### Travail demandé:
• A. Recopiez sans aucune modification le passage du texte sur l'acte anormal de gestion qui s'ouvre sur les mots contenant « Constitue un acte » et se clôt sur « entraînant sa propre liquidation. ».
• B. Énumérez toutes les autorités publiques, juridictions ou administration, que cite le texte sur l'acte anormal de gestion.
• C. Rédigez la suite du texte relatif aux avances consenties par une sous-filiale à sa société mère, à partir de l'endroit où il s'arrête.

### Extrait fourni:
━━━
Constitue un acte anormal de gestion le versement par une sous-filiale à sa société mère d’avances hors de proportion avec la solvabilité de cette dernière en l’absence de justification de la nécessité de ces avances pour éviter la liquidation de la société mère dans des conditions entraînant sa propre liquidation.
Pour la CAA de Bordeaux et pour le Conseil d’Etat qui a refusé l’admission du pourvoi formé contre l’arrêt rendu par CAA de Bordeaux, ces avances constituent un acte anormal de gestion dès lors que leur montant apparaît hors de proportion avec la solvabilité de la société mère compte tenu du montant des capitaux propres de cette dernière et de ses résultats financiers qui ne sont pas de nature à établir l’existence de difficultés financières majeures. Il est par ailleurs relevé que la sous-filiale ne justifie pas que les avances consenties étaient nécessaires pour éviter la liquidation de la société mère dans des conditions telles qu’elle entraînerait elle-même sa liquidation.
Dans ces circonstances, il convient de réintégrer dans son bénéfice imposable le montant des provisions pour dépréciation de créances constituées par la sous-filiale, correspondant à ces avances de trésorerie.
Les arguments soulevés par la société pour demander au Conseil d’Etat l’admission du pourvoi formé contre l’arrêt rendu par CAA de Bordeaux n’ont pas convaincu le Conseil d’Etat. En effet, pour demander l'annulation de l'arrêt qu'elle a attaqué, la société soutient que la cour administrative d'appel de Bordeaux a commis une erreur de droit en jugeant que la circonstance qu'elle entretenait historiquement des relations commerciales avec sa société-mère ne suffisait pas à justifier de l'existence de relations commerciales. Elle soutient, de même, que la Cour d’appel a également commis une erreur de droit en jugeant que l'administration fiscale avait, à bon droit, estimé que les avances qu'elle avait consenties constituaient un acte anormal de gestion, aux motifs, d'une part, que le montant de ces avances apparaissait hors de proportion avec la solvabilité de la bénéficiaire et, d'autre part, qu'elle ne justifiait pas que ces avances étaient nécessaires pour éviter la liquidation de sa société mère dans des conditions telles qu'elle entraînerait sa propre liquidation. Ces arguments n’ont pas eu la faveur du Conseil d’Etat qui a refusé l’admission du pourvoi.
━━━
### Liste des données:
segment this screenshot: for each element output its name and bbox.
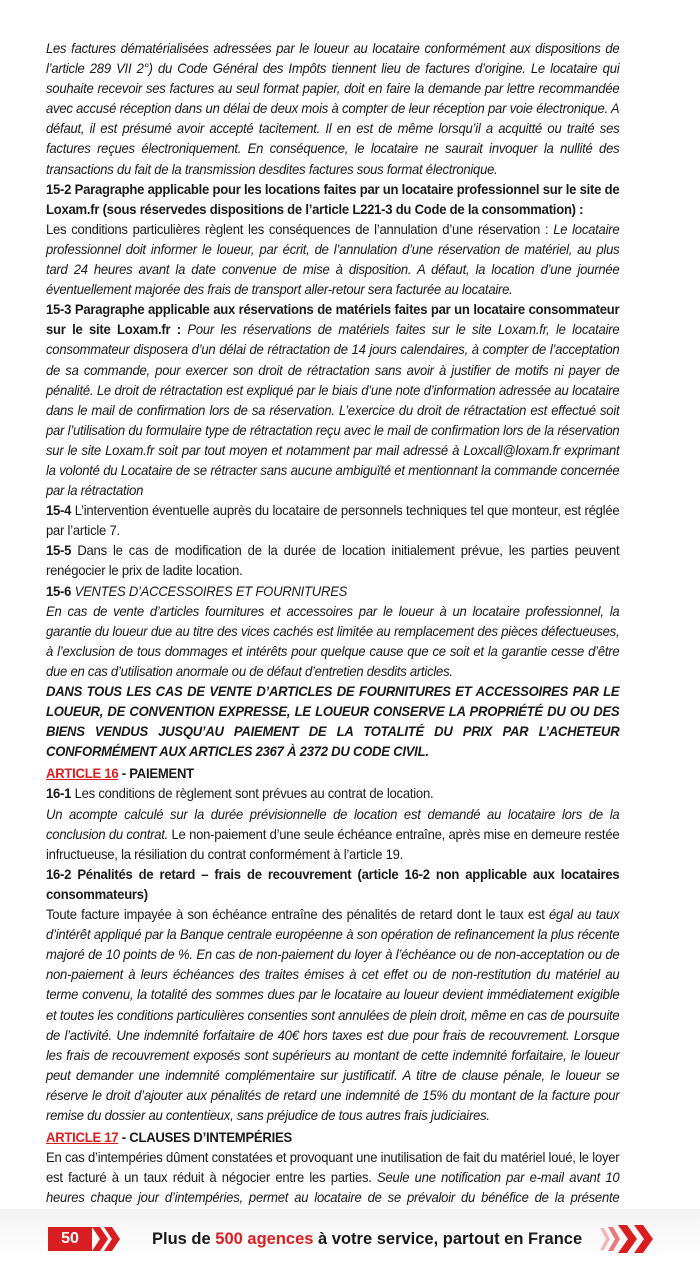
━━━
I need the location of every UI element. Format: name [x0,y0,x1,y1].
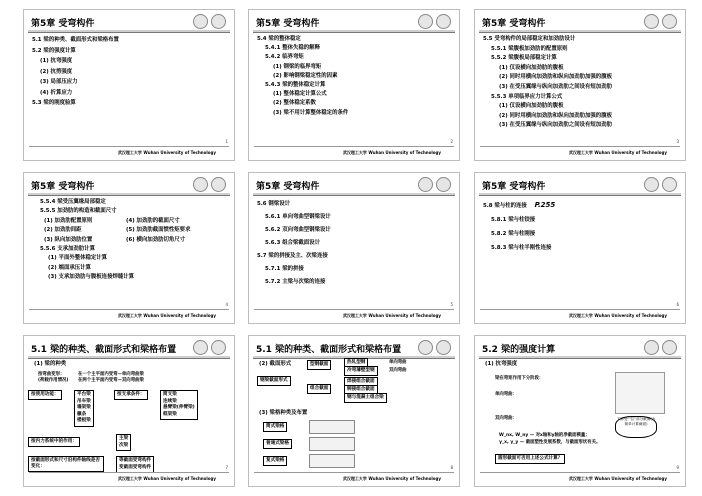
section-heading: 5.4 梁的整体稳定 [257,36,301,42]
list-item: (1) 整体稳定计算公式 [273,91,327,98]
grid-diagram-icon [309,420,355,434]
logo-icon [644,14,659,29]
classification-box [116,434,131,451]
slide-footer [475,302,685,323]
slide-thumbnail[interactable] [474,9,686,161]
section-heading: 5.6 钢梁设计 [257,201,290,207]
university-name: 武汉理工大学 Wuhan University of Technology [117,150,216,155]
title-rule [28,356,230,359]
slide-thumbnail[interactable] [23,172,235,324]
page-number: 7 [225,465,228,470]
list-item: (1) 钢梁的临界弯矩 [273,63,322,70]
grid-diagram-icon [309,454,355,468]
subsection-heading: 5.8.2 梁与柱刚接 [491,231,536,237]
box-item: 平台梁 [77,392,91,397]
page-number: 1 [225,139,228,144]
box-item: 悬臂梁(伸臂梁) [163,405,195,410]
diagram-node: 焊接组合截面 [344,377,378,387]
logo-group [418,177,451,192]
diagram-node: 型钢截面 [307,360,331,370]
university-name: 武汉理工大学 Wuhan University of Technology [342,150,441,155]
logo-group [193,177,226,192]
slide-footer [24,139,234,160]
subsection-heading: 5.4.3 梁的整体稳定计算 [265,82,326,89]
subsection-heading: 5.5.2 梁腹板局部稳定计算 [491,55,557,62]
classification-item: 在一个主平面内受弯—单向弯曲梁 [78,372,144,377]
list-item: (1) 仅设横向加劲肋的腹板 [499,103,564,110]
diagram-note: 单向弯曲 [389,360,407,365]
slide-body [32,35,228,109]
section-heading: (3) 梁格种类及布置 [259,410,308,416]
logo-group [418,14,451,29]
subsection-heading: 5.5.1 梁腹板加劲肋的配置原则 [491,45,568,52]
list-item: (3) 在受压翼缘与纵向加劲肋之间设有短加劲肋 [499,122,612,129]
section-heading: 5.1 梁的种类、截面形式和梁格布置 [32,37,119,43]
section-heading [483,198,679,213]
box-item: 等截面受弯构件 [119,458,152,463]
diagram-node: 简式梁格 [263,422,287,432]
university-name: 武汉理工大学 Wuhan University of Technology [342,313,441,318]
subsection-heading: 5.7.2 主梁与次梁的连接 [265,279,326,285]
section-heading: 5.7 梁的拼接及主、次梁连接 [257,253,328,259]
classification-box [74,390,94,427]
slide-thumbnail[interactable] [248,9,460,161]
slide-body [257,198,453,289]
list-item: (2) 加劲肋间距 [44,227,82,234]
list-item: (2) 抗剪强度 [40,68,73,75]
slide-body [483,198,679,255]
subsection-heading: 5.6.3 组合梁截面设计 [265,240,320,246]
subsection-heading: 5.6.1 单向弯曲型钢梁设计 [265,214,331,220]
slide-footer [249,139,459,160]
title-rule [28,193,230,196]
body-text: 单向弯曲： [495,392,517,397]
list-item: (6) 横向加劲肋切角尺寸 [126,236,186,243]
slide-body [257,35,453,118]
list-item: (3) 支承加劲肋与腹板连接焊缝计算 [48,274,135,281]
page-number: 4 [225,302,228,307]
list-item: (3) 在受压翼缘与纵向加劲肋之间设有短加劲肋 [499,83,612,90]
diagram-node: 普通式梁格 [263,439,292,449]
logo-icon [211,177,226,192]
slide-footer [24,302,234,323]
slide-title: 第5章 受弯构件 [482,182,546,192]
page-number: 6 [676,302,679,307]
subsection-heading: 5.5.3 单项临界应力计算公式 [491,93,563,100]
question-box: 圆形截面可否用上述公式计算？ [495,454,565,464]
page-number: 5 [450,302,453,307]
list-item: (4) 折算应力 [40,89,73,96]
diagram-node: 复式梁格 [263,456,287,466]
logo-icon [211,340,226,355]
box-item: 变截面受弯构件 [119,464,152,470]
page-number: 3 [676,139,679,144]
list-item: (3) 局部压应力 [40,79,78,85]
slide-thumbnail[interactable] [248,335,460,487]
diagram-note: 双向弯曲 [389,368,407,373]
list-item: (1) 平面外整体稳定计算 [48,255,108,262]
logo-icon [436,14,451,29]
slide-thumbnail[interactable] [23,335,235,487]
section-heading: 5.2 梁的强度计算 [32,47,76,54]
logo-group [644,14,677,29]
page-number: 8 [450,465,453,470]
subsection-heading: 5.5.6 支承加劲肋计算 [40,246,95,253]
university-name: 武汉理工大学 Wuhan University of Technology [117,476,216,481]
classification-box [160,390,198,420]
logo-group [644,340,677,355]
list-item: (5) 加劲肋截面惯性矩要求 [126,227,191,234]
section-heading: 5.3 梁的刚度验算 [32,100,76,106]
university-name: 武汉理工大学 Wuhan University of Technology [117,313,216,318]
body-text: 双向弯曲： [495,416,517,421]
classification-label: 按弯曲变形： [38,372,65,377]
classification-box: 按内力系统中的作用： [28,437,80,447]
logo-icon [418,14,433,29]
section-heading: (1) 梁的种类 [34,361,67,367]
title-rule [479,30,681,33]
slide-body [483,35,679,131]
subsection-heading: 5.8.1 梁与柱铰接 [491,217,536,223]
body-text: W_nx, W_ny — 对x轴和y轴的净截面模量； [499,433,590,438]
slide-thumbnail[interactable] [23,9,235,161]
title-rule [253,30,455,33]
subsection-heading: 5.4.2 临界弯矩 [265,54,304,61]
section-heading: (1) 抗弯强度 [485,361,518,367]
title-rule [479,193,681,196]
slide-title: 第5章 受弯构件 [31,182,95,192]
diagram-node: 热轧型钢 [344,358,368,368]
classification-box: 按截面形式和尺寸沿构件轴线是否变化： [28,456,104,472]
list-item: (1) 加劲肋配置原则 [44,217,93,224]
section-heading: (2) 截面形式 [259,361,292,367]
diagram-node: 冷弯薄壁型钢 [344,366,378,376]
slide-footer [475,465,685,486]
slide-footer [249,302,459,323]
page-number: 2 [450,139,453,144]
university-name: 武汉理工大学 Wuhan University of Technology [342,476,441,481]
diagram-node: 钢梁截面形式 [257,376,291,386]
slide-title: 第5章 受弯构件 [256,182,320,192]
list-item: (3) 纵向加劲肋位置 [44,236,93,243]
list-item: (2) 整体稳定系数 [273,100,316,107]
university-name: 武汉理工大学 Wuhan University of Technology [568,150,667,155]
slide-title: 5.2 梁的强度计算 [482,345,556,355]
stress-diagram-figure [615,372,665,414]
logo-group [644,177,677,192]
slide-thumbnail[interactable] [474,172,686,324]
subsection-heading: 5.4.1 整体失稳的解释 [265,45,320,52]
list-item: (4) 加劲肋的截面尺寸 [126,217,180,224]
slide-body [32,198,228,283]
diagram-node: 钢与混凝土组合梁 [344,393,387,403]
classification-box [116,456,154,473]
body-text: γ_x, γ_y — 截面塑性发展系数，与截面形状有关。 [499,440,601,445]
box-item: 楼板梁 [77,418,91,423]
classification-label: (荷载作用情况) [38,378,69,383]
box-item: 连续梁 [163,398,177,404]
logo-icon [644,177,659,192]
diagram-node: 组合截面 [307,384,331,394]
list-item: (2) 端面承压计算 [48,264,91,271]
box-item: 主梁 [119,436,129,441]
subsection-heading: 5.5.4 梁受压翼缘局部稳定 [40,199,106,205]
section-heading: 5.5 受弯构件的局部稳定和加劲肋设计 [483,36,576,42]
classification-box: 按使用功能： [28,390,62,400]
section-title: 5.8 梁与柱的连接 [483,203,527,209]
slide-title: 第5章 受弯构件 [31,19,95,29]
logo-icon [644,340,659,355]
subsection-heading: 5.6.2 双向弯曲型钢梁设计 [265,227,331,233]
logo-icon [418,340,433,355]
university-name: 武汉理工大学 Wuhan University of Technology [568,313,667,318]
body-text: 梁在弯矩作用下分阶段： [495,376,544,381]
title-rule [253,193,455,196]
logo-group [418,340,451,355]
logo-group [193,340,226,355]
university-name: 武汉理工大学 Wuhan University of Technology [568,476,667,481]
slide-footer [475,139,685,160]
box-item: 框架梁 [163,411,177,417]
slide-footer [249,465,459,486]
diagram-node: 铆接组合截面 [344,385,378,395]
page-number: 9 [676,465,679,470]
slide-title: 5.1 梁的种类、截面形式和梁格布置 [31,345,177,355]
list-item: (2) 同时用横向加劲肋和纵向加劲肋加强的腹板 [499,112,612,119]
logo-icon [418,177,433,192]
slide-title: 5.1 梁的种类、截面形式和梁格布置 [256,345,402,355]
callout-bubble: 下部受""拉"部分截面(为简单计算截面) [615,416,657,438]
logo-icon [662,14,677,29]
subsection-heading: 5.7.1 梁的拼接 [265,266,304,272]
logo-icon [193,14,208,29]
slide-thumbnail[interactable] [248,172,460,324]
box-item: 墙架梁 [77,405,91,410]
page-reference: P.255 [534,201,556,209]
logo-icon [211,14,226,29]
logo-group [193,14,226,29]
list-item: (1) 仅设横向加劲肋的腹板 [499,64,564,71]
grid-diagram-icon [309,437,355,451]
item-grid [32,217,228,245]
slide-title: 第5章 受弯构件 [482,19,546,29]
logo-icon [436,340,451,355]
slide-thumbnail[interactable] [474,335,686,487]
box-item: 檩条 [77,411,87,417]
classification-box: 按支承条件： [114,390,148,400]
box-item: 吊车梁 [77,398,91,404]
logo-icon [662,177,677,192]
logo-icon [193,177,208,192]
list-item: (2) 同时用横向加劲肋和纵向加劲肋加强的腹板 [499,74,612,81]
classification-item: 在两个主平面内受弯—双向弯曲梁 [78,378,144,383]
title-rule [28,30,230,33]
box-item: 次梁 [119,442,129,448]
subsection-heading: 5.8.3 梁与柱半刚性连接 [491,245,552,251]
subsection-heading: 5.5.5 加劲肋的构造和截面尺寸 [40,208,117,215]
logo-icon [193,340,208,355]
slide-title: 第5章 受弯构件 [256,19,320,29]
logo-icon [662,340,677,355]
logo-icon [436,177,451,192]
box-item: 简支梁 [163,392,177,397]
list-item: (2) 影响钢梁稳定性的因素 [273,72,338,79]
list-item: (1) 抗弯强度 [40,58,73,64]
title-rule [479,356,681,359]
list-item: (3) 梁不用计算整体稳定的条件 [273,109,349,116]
━━━
### Réponses par consigne:
• A.
Constitue un acte anormal de gestion le versement par une sous-filiale à sa société mère d’avances hors de proportion avec la solvabilité de cette dernière en l’absence de justification de la nécessité de ces avances pour éviter la liquidation de la société mère dans des conditions entraînant sa propre liquidation.

• B. La cour administrative d'appel (CAA) de Bordeaux ; le Conseil d'Etat ; l'administration fiscale.

• C.
Les charges acceptées en déduction du résultat doivent se rattacher à une gestion normale de l’entreprise, ce qui exclut la déduction des dépenses liées à des actes anormaux de gestion et des sanctions pécuniaires, conformément aux articles 38 et 39-2 du Code Général des Impôts (CGI). De même, les charges doivent être exposées dans l’intérêt direct de l’exploitation ce qui exclut les dépenses personnelles et les dépenses somptuaires art. 39-4 du CGI.
L’acte anormal de gestion est celui qui met une dépense ou une perte à la charge de l'entreprise ou qui la prive d'une recette sans être justifié par les intérêts de l'exploitation. L’acte anormal de gestion est caractérisé si une société s’appauvrit à des fins étrangères à son intérêt ( CE plén. 21-12-2018 no 402006). C’est une construction jurisprudentielle qui déroge au principe de la liberté de gestion.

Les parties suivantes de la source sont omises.